(Extracts from a graphics dataset)
****
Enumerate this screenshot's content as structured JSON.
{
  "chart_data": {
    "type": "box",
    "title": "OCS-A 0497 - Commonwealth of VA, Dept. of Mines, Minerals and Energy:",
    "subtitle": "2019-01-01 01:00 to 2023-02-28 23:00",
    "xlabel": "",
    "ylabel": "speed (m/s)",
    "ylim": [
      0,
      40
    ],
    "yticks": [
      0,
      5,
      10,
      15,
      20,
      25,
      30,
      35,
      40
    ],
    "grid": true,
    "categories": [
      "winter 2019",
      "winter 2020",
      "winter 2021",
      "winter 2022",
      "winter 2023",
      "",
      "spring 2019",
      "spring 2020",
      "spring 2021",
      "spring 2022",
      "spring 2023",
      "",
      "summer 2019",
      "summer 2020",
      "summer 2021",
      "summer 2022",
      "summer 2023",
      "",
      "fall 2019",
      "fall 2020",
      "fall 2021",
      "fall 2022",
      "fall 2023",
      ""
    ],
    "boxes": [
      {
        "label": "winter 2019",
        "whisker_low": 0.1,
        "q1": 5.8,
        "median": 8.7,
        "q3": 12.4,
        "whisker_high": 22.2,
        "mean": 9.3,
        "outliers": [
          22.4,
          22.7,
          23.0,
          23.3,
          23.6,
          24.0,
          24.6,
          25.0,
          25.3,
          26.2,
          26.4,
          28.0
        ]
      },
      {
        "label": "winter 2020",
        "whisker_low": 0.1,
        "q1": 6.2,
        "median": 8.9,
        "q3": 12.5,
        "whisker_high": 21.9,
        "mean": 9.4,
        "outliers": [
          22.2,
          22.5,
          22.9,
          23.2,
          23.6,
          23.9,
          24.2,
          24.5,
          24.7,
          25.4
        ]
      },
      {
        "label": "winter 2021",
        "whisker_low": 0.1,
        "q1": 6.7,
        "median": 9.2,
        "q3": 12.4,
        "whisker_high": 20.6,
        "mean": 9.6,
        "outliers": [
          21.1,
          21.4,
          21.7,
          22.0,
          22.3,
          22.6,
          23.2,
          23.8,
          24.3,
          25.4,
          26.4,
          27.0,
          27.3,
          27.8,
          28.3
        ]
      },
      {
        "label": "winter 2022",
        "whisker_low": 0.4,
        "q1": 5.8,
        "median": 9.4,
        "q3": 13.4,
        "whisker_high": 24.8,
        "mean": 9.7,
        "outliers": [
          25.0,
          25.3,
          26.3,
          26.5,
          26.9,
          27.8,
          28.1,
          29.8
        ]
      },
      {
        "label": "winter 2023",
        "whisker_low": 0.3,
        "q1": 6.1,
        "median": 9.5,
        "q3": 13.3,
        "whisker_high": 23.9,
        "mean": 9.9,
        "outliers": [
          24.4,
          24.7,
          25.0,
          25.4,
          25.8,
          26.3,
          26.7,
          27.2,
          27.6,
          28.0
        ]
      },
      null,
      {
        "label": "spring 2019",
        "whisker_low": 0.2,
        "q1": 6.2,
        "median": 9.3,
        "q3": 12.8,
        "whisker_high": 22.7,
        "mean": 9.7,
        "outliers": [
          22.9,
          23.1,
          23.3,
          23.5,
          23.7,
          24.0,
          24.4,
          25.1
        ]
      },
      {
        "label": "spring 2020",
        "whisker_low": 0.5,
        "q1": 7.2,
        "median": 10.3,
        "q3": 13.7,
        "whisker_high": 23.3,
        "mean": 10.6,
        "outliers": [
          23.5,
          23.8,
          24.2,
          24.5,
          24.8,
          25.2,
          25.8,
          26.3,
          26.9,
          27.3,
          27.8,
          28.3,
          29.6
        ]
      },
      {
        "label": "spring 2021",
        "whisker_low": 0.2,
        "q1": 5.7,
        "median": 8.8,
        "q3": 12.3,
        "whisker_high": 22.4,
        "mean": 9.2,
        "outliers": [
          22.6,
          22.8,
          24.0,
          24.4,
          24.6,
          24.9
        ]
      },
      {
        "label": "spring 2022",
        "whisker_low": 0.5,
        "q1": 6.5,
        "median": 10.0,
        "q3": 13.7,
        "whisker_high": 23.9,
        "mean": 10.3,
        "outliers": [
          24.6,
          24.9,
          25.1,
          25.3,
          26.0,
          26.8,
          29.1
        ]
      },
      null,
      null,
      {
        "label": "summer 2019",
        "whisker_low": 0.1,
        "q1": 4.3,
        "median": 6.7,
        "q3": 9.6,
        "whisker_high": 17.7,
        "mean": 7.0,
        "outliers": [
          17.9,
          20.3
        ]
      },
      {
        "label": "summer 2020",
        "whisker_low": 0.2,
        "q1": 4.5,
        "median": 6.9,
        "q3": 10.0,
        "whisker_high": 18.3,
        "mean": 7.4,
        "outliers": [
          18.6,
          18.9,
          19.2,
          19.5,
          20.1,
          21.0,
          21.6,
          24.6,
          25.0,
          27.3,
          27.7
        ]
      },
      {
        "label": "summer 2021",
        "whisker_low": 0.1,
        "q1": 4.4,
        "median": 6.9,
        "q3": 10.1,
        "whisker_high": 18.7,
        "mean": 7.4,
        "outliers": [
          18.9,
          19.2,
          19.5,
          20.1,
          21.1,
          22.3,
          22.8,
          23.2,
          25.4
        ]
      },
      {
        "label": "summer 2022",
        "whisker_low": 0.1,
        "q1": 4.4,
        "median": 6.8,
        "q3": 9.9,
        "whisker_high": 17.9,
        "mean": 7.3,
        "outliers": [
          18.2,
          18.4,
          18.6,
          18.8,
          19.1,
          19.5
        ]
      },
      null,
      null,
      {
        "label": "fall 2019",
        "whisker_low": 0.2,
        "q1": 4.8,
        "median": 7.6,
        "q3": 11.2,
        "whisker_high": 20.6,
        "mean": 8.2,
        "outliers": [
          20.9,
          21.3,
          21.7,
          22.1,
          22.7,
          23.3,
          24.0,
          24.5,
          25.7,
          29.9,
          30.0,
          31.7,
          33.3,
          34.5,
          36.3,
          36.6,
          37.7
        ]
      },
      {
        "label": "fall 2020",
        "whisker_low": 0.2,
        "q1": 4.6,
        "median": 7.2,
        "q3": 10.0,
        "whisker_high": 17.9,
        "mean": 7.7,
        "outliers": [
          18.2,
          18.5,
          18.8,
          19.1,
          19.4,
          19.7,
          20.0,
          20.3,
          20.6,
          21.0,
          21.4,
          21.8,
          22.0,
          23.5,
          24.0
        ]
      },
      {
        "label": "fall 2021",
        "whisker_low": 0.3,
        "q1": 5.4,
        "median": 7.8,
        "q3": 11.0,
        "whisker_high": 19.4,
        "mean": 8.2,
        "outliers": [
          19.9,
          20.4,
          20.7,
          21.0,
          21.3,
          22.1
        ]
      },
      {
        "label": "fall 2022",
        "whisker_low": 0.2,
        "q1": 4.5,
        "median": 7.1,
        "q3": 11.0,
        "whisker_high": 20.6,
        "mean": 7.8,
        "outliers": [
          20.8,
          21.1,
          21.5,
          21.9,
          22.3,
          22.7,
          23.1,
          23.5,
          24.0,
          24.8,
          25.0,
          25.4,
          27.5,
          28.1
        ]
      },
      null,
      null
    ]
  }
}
****
* Required work:
Each line above must be reproduced exactly as it stands.

* Answer to the task:
Enumerate this screenshot's content as structured JSON.
{
  "chart_data": {
    "type": "box",
    "title": "OCS-A 0497 - Commonwealth of VA, Dept. of Mines, Minerals and Energy:",
    "subtitle": "2019-01-01 01:00 to 2023-02-28 23:00",
    "xlabel": "",
    "ylabel": "speed (m/s)",
    "ylim": [
      0,
      40
    ],
    "yticks": [
      0,
      5,
      10,
      15,
      20,
      25,
      30,
      35,
      40
    ],
    "grid": true,
    "categories": [
      "winter 2019",
      "winter 2020",
      "winter 2021",
      "winter 2022",
      "winter 2023",
      "",
      "spring 2019",
      "spring 2020",
      "spring 2021",
      "spring 2022",
      "spring 2023",
      "",
      "summer 2019",
      "summer 2020",
      "summer 2021",
      "summer 2022",
      "summer 2023",
      "",
      "fall 2019",
      "fall 2020",
      "fall 2021",
      "fall 2022",
      "fall 2023",
      ""
    ],
    "boxes": [
      {
        "label": "winter 2019",
        "whisker_low": 0.1,
        "q1": 5.8,
        "median": 8.7,
        "q3": 12.4,
        "whisker_high": 22.2,
        "mean": 9.3,
        "outliers": [
          22.4,
          22.7,
          23.0,
          23.3,
          23.6,
          24.0,
          24.6,
          25.0,
          25.3,
          26.2,
          26.4,
          28.0
        ]
      },
      {
        "label": "winter 2020",
        "whisker_low": 0.1,
        "q1": 6.2,
        "median": 8.9,
        "q3": 12.5,
        "whisker_high": 21.9,
        "mean": 9.4,
        "outliers": [
          22.2,
          22.5,
          22.9,
          23.2,
          23.6,
          23.9,
          24.2,
          24.5,
          24.7,
          25.4
        ]
      },
      {
        "label": "winter 2021",
        "whisker_low": 0.1,
        "q1": 6.7,
        "median": 9.2,
        "q3": 12.4,
        "whisker_high": 20.6,
        "mean": 9.6,
        "outliers": [
          21.1,
          21.4,
          21.7,
          22.0,
          22.3,
          22.6,
          23.2,
          23.8,
          24.3,
          25.4,
          26.4,
          27.0,
          27.3,
          27.8,
          28.3
        ]
      },
      {
        "label": "winter 2022",
        "whisker_low": 0.4,
        "q1": 5.8,
        "median": 9.4,
        "q3": 13.4,
        "whisker_high": 24.8,
        "mean": 9.7,
        "outliers": [
          25.0,
          25.3,
          26.3,
          26.5,
          26.9,
          27.8,
          28.1,
          29.8
        ]
      },
      {
        "label": "winter 2023",
        "whisker_low": 0.3,
        "q1": 6.1,
        "median": 9.5,
        "q3": 13.3,
        "whisker_high": 23.9,
        "mean": 9.9,
        "outliers": [
          24.4,
          24.7,
          25.0,
          25.4,
          25.8,
          26.3,
          26.7,
          27.2,
          27.6,
          28.0
        ]
      },
      null,
      {
        "label": "spring 2019",
        "whisker_low": 0.2,
        "q1": 6.2,
        "median": 9.3,
        "q3": 12.8,
        "whisker_high": 22.7,
        "mean": 9.7,
        "outliers": [
          22.9,
          23.1,
          23.3,
          23.5,
          23.7,
          24.0,
          24.4,
          25.1
        ]
      },
      {
        "label": "spring 2020",
        "whisker_low": 0.5,
        "q1": 7.2,
        "median": 10.3,
        "q3": 13.7,
        "whisker_high": 23.3,
        "mean": 10.6,
        "outliers": [
          23.5,
          23.8,
          24.2,
          24.5,
          24.8,
          25.2,
          25.8,
          26.3,
          26.9,
          27.3,
          27.8,
          28.3,
          29.6
        ]
      },
      {
        "label": "spring 2021",
        "whisker_low": 0.2,
        "q1": 5.7,
        "median": 8.8,
        "q3": 12.3,
        "whisker_high": 22.4,
        "mean": 9.2,
        "outliers": [
          22.6,
          22.8,
          24.0,
          24.4,
          24.6,
          24.9
        ]
      },
      {
        "label": "spring 2022",
        "whisker_low": 0.5,
        "q1": 6.5,
        "median": 10.0,
        "q3": 13.7,
        "whisker_high": 23.9,
        "mean": 10.3,
        "outliers": [
          24.6,
          24.9,
          25.1,
          25.3,
          26.0,
          26.8,
          29.1
        ]
      },
      null,
      null,
      {
        "label": "summer 2019",
        "whisker_low": 0.1,
        "q1": 4.3,
        "median": 6.7,
        "q3": 9.6,
        "whisker_high": 17.7,
        "mean": 7.0,
        "outliers": [
          17.9,
          20.3
        ]
      },
      {
        "label": "summer 2020",
        "whisker_low": 0.2,
        "q1": 4.5,
        "median": 6.9,
        "q3": 10.0,
        "whisker_high": 18.3,
        "mean": 7.4,
        "outliers": [
          18.6,
          18.9,
          19.2,
          19.5,
          20.1,
          21.0,
          21.6,
          24.6,
          25.0,
          27.3,
          27.7
        ]
      },
      {
        "label": "summer 2021",
        "whisker_low": 0.1,
        "q1": 4.4,
        "median": 6.9,
        "q3": 10.1,
        "whisker_high": 18.7,
        "mean": 7.4,
        "outliers": [
          18.9,
          19.2,
          19.5,
          20.1,
          21.1,
          22.3,
          22.8,
          23.2,
          25.4
        ]
      },
      {
        "label": "summer 2022",
        "whisker_low": 0.1,
        "q1": 4.4,
        "median": 6.8,
        "q3": 9.9,
        "whisker_high": 17.9,
        "mean": 7.3,
        "outliers": [
          18.2,
          18.4,
          18.6,
          18.8,
          19.1,
          19.5
        ]
      },
      null,
      null,
      {
        "label": "fall 2019",
        "whisker_low": 0.2,
        "q1": 4.8,
        "median": 7.6,
        "q3": 11.2,
        "whisker_high": 20.6,
        "mean": 8.2,
        "outliers": [
          20.9,
          21.3,
          21.7,
          22.1,
          22.7,
          23.3,
          24.0,
          24.5,
          25.7,
          29.9,
          30.0,
          31.7,
          33.3,
          34.5,
          36.3,
          36.6,
          37.7
        ]
      },
      {
        "label": "fall 2020",
        "whisker_low": 0.2,
        "q1": 4.6,
        "median": 7.2,
        "q3": 10.0,
        "whisker_high": 17.9,
        "mean": 7.7,
        "outliers": [
          18.2,
          18.5,
          18.8,
          19.1,
          19.4,
          19.7,
          20.0,
          20.3,
          20.6,
          21.0,
          21.4,
          21.8,
          22.0,
          23.5,
          24.0
        ]
      },
      {
        "label": "fall 2021",
        "whisker_low": 0.3,
        "q1": 5.4,
        "median": 7.8,
        "q3": 11.0,
        "whisker_high": 19.4,
        "mean": 8.2,
        "outliers": [
          19.9,
          20.4,
          20.7,
          21.0,
          21.3,
          22.1
        ]
      },
      {
        "label": "fall 2022",
        "whisker_low": 0.2,
        "q1": 4.5,
        "median": 7.1,
        "q3": 11.0,
        "whisker_high": 20.6,
        "mean": 7.8,
        "outliers": [
          20.8,
          21.1,
          21.5,
          21.9,
          22.3,
          22.7,
          23.1,
          23.5,
          24.0,
          24.8,
          25.0,
          25.4,
          27.5,
          28.1
        ]
      },
      null,
      null
    ]
  }
}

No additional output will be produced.